___ Texto fornecido
Acórdão nº 3872/19.9T8STS.G1 de Tribunal da Relação de Guimarães, 04 de Março de 2021
Magistrado Responsável | RAMOS LOPES |
Data da Resolução | 04 de Março de 2021 |
Emissor | Tribunal da Relação de Guimarães |
ACORDAM NO TRIBUNAL DA RELAÇÃO DE GUIMARÃES RELATÓRIO Apelante/insolvente: L. C..
Juízo local cível de Bragança (lugar de provimento de Juiz 1) – T. J. da Comarca de Bragança.
*Tendo-se o agora apelante apresentado a requerer fosse declarada a sua insolvência, deduziu o pedido de exoneração do passivo restante, nos termos dos artigos 235º e segs. do CIRE, declarando preencher todos os pressupostos de que depende a sua concessão e assumindo a obrigação de respeitar todas as condições que a exoneração envolve (nomeadamente as previstas nos artigos 237º a 239º do CIRE – logo alegando ser aposentado por invalidez, auferindo pensão de reforma com o valor mensal de 269,08€, e encontrar-se a cumprir pena de cinco anos e cinco meses de prisão desde Fevereiro de 2018).
A administradora da insolvência nada opôs ao deferimento do pedido de exoneração formulado, ao contrário de vários credores (designadamente o Banco …, SA, Sociedade Aberta, o .. Limited e a X – invocando este último ainda outros fundamentos para o indeferimento), argumentando que a situação de reclusão em que o insolvente se encontra (para cumprimento de pena de prisão superior a cinco anos) é incompatível com os requisitos e condições objectivas necessárias à aplicação do instituto.
______
___ Entradas do exercício
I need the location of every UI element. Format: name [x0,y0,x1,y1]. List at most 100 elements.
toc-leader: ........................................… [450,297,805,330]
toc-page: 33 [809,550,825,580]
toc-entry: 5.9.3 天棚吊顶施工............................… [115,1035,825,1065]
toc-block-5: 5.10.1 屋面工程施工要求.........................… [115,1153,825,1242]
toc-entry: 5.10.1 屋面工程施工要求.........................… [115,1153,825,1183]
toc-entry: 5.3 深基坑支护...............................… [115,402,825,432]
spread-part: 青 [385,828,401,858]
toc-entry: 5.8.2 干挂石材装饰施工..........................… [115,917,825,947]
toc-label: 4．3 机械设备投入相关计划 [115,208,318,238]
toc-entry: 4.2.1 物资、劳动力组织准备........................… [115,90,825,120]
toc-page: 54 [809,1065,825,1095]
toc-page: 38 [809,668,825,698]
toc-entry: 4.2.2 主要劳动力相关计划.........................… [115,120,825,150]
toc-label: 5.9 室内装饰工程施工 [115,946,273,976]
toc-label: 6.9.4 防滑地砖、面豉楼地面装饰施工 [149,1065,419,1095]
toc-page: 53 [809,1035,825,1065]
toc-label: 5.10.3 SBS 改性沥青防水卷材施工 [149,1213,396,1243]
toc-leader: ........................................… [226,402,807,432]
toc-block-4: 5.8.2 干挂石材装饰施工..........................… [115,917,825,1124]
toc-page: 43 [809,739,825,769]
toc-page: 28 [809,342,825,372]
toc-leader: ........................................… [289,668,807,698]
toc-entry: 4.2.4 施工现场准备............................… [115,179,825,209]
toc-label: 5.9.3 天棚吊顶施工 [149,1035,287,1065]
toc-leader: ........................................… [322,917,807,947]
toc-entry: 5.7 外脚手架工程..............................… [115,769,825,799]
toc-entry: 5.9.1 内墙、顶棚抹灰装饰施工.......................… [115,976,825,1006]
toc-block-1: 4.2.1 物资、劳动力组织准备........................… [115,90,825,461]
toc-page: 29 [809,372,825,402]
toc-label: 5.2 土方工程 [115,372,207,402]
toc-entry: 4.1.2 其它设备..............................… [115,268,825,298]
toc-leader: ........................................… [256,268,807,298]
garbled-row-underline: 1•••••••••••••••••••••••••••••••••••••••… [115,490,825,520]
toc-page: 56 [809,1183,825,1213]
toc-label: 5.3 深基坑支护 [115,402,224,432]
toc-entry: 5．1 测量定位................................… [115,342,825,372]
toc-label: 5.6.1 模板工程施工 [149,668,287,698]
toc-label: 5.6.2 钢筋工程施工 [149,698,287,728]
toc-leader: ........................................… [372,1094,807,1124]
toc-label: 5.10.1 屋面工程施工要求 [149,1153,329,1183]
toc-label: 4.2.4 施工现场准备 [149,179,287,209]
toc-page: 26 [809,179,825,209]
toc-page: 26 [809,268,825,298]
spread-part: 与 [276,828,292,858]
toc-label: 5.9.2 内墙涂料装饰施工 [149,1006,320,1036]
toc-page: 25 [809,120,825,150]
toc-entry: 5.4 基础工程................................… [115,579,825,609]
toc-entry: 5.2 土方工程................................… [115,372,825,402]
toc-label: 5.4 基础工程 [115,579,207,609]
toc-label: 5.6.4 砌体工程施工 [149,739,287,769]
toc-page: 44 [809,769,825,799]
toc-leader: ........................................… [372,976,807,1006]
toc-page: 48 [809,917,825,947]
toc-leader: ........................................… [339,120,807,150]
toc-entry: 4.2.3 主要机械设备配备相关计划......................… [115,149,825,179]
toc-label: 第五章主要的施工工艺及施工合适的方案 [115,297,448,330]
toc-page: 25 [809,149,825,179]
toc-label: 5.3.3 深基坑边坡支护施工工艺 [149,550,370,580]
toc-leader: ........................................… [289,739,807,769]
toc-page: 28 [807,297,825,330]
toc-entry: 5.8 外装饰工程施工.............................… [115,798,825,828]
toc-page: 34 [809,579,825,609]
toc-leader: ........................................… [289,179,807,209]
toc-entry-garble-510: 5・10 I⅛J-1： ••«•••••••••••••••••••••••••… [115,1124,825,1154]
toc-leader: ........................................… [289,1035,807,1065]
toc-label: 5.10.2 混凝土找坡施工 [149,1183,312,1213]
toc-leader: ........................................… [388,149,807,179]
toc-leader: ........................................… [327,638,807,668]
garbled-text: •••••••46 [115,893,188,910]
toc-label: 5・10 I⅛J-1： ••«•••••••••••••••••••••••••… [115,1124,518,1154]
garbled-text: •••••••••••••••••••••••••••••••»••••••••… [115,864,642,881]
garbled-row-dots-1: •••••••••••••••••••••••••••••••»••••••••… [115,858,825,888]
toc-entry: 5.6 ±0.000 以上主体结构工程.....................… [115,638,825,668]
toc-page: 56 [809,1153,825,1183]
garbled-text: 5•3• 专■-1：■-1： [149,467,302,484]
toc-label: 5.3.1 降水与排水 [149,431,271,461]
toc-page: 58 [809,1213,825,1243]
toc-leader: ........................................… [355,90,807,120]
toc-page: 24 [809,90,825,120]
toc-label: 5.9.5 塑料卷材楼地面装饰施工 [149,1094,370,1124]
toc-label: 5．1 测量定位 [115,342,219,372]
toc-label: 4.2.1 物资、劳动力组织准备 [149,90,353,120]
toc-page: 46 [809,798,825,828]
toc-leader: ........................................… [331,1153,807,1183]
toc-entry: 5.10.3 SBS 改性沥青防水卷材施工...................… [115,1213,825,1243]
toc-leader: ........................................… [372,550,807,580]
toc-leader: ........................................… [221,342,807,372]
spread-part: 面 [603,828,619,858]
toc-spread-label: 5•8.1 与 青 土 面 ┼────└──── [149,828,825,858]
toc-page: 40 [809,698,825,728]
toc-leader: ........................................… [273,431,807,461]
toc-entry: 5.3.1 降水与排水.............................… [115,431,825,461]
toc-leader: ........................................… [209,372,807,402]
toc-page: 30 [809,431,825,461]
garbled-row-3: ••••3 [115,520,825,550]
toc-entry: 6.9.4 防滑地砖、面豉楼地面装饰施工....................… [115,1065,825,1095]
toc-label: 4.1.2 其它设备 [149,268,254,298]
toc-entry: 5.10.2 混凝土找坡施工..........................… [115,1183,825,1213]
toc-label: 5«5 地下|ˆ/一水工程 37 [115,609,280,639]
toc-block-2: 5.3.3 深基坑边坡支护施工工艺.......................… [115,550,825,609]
______
• [Tarefas]:
(a) Reproduza o trecho do acórdão entre "Juízo local cível" e "Fevereiro de 2018).", inclusive.
(b) Transcreva as linhas das entradas desde o início delas até a linha que contém "toc-entry: 4.2.1 物资、劳动力组织准备........................…", inclusive.

• [Respostas]:
(a)
Juízo local cível de Bragança (lugar de provimento de Juiz 1) – T. J. da Comarca de Bragança.
*Tendo-se o agora apelante apresentado a requerer fosse declarada a sua insolvência, deduziu o pedido de exoneração do passivo restante, nos termos dos artigos 235º e segs. do CIRE, declarando preencher todos os pressupostos de que depende a sua concessão e assumindo a obrigação de respeitar todas as condições que a exoneração envolve (nomeadamente as previstas nos artigos 237º a 239º do CIRE – logo alegando ser aposentado por invalidez, auferindo pensão de reforma com o valor mensal de 269,08€, e encontrar-se a cumprir pena de cinco anos e cinco meses de prisão desde Fevereiro de 2018).

(b)
I need the location of every UI element. Format: name [x0,y0,x1,y1]. List at most 100 elements.
toc-leader: ........................................… [450,297,805,330]
toc-page: 33 [809,550,825,580]
toc-entry: 5.9.3 天棚吊顶施工............................… [115,1035,825,1065]
toc-block-5: 5.10.1 屋面工程施工要求.........................… [115,1153,825,1242]
toc-entry: 5.10.1 屋面工程施工要求.........................… [115,1153,825,1183]
toc-entry: 5.3 深基坑支护...............................… [115,402,825,432]
spread-part: 青 [385,828,401,858]
toc-entry: 5.8.2 干挂石材装饰施工..........................… [115,917,825,947]
toc-label: 4．3 机械设备投入相关计划 [115,208,318,238]
toc-entry: 4.2.1 物资、劳动力组织准备........................… [115,90,825,120]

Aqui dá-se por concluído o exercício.